§ Instruction: Set down the whole listing verbatim.

§ Provided entries:
▼
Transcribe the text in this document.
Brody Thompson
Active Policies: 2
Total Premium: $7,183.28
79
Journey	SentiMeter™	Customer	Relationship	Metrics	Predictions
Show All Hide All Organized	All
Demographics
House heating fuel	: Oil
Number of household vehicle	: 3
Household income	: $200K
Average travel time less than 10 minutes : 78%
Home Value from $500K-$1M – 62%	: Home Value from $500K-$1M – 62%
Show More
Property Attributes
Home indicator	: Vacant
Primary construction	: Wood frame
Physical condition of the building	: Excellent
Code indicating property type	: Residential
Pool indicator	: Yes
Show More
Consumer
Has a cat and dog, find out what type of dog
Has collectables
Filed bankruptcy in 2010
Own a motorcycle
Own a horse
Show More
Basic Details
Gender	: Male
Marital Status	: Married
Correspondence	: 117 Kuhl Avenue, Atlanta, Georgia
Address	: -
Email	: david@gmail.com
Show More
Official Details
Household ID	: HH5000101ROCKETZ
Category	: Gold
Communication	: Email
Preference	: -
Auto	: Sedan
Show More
▲
§ Solution for this problem:
Transcribe the text in this document.
Brody Thompson
Active Policies: 2
Total Premium: $7,183.28
79
Journey	SentiMeter™	Customer	Relationship	Metrics	Predictions
Show All Hide All Organized	All
Demographics
House heating fuel	: Oil
Number of household vehicle	: 3
Household income	: $200K
Average travel time less than 10 minutes : 78%
Home Value from $500K-$1M – 62%	: Home Value from $500K-$1M – 62%
Show More
Property Attributes
Home indicator	: Vacant
Primary construction	: Wood frame
Physical condition of the building	: Excellent
Code indicating property type	: Residential
Pool indicator	: Yes
Show More
Consumer
Has a cat and dog, find out what type of dog
Has collectables
Filed bankruptcy in 2010
Own a motorcycle
Own a horse
Show More
Basic Details
Gender	: Male
Marital Status	: Married
Correspondence	: 117 Kuhl Avenue, Atlanta, Georgia
Address	: -
Email	: david@gmail.com
Show More
Official Details
Household ID	: HH5000101ROCKETZ
Category	: Gold
Communication	: Email
Preference	: -
Auto	: Sedan
Show More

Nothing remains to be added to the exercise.